§ THE PROBLEM: Here are some records; quote them exactly, leaving out the pictures.

Data tied to figure images
☆ ☆ ☆ ☆ ☆ ☆ ☆

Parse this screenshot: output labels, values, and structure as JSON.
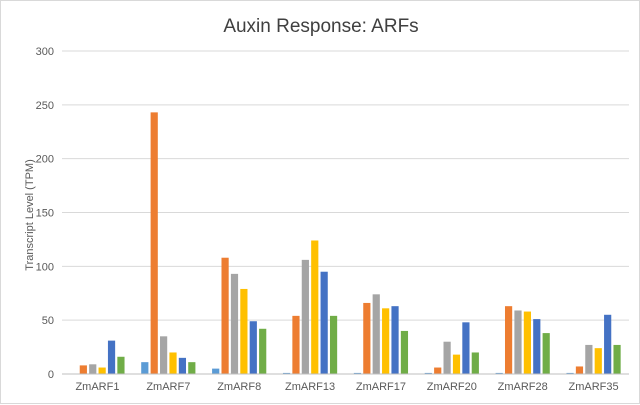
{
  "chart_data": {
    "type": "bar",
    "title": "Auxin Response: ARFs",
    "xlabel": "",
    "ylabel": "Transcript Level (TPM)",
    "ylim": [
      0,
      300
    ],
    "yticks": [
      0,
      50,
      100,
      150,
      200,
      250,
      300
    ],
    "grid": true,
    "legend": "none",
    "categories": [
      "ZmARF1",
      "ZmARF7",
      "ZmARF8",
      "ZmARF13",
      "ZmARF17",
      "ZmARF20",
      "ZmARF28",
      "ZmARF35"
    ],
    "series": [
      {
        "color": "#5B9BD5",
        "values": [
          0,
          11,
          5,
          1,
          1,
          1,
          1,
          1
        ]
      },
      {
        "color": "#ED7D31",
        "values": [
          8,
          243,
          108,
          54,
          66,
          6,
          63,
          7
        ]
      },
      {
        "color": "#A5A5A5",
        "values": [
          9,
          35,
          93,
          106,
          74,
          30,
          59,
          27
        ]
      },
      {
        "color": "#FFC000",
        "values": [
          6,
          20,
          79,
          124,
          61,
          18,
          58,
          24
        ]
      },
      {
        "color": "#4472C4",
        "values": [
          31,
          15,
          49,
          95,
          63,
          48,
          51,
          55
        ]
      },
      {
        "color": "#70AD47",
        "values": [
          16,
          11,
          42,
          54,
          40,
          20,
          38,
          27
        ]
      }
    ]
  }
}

☆ ☆ ☆ ☆ ☆ ☆ ☆

§ ANSWER BELOW:
Parse this screenshot: output labels, values, and structure as JSON.
{
  "chart_data": {
    "type": "bar",
    "title": "Auxin Response: ARFs",
    "xlabel": "",
    "ylabel": "Transcript Level (TPM)",
    "ylim": [
      0,
      300
    ],
    "yticks": [
      0,
      50,
      100,
      150,
      200,
      250,
      300
    ],
    "grid": true,
    "legend": "none",
    "categories": [
      "ZmARF1",
      "ZmARF7",
      "ZmARF8",
      "ZmARF13",
      "ZmARF17",
      "ZmARF20",
      "ZmARF28",
      "ZmARF35"
    ],
    "series": [
      {
        "color": "#5B9BD5",
        "values": [
          0,
          11,
          5,
          1,
          1,
          1,
          1,
          1
        ]
      },
      {
        "color": "#ED7D31",
        "values": [
          8,
          243,
          108,
          54,
          66,
          6,
          63,
          7
        ]
      },
      {
        "color": "#A5A5A5",
        "values": [
          9,
          35,
          93,
          106,
          74,
          30,
          59,
          27
        ]
      },
      {
        "color": "#FFC000",
        "values": [
          6,
          20,
          79,
          124,
          61,
          18,
          58,
          24
        ]
      },
      {
        "color": "#4472C4",
        "values": [
          31,
          15,
          49,
          95,
          63,
          48,
          51,
          55
        ]
      },
      {
        "color": "#70AD47",
        "values": [
          16,
          11,
          42,
          54,
          40,
          20,
          38,
          27
        ]
      }
    ]
  }
}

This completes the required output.